STORED DATA:
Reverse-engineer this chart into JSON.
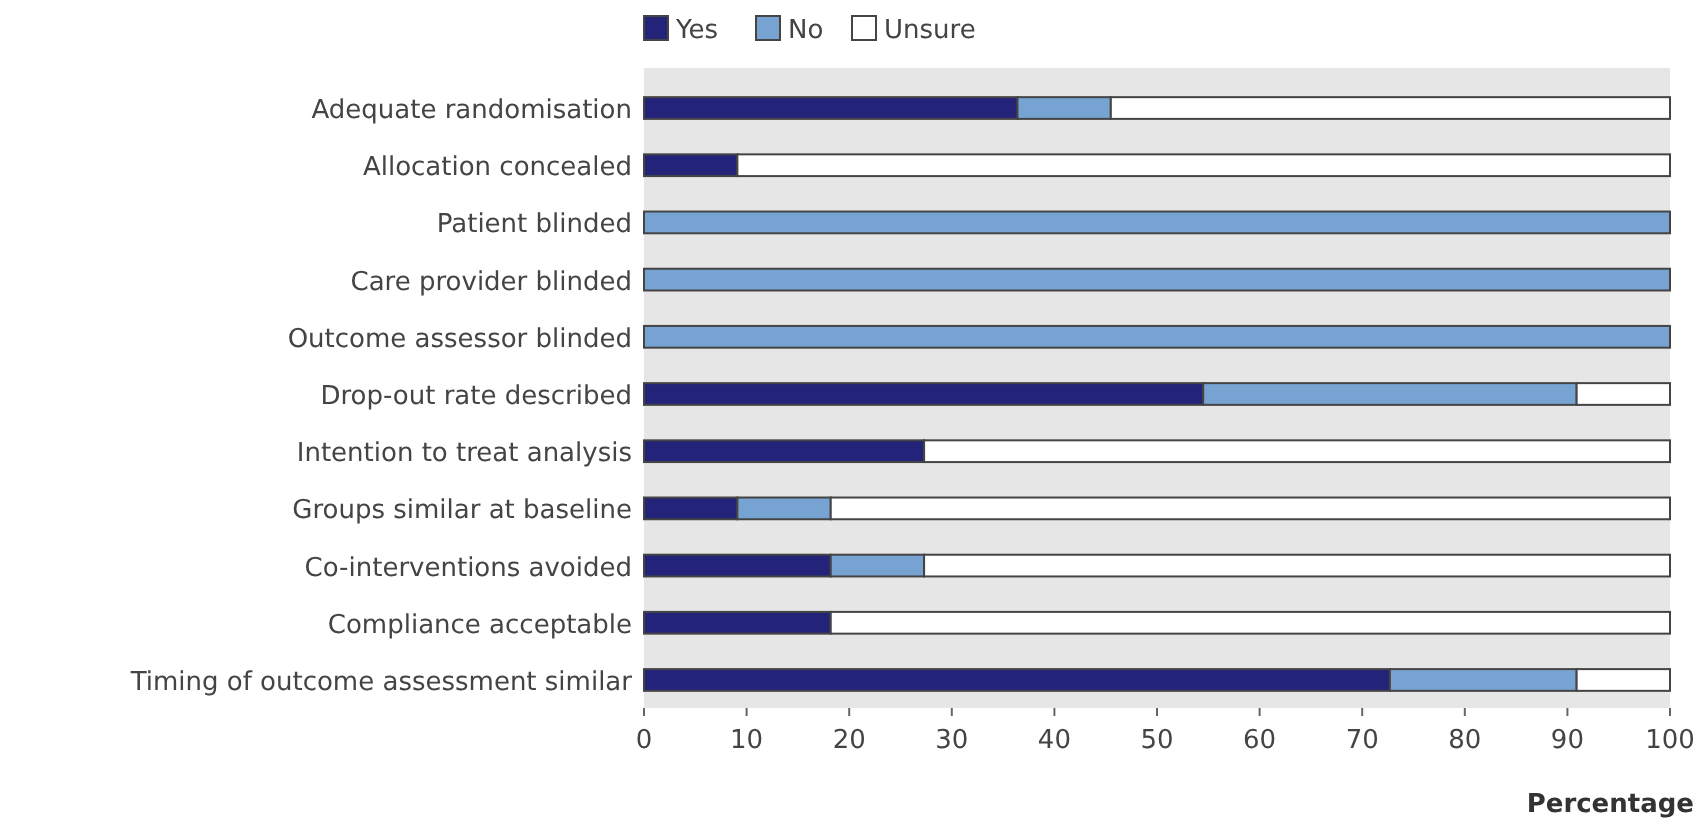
{
  "chart_data": {
    "type": "bar",
    "orientation": "horizontal",
    "stacked": true,
    "xlabel": "Percentage",
    "legend": "top",
    "grid": false,
    "categories": [
      "Adequate randomisation",
      "Allocation concealed",
      "Patient blinded",
      "Care provider blinded",
      "Outcome assessor blinded",
      "Drop-out rate described",
      "Intention to treat analysis",
      "Groups similar at baseline",
      "Co-interventions avoided",
      "Compliance acceptable",
      "Timing of outcome assessment similar"
    ],
    "series": [
      {
        "name": "Yes",
        "color": "#24237a",
        "values": [
          36.4,
          9.1,
          0,
          0,
          0,
          54.5,
          27.3,
          9.1,
          18.2,
          18.2,
          72.7
        ]
      },
      {
        "name": "No",
        "color": "#77a3d3",
        "values": [
          9.1,
          0,
          100,
          100,
          100,
          36.4,
          0,
          9.1,
          9.1,
          0,
          18.2
        ]
      },
      {
        "name": "Unsure",
        "color": "#ffffff",
        "values": [
          54.5,
          90.9,
          0,
          0,
          0,
          9.1,
          72.7,
          81.8,
          72.7,
          81.8,
          9.1
        ]
      }
    ],
    "xlim": [
      0,
      100
    ],
    "xticks": [
      0,
      10,
      20,
      30,
      40,
      50,
      60,
      70,
      80,
      90,
      100
    ]
  }
}
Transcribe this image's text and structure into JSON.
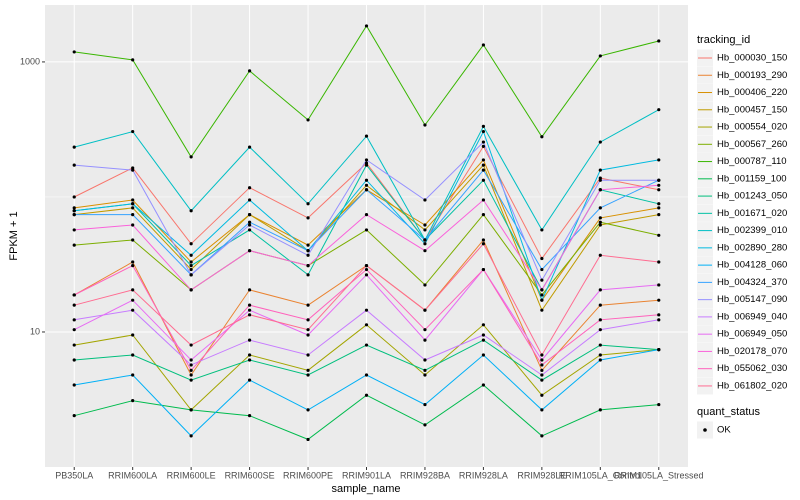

WHAT IS EXPECTED:
Report each line in the preceding entries that holds the string "blinded".

RESPONSE:
      "Patient blinded",
      "Care provider blinded",
      "Outcome assessor blinded",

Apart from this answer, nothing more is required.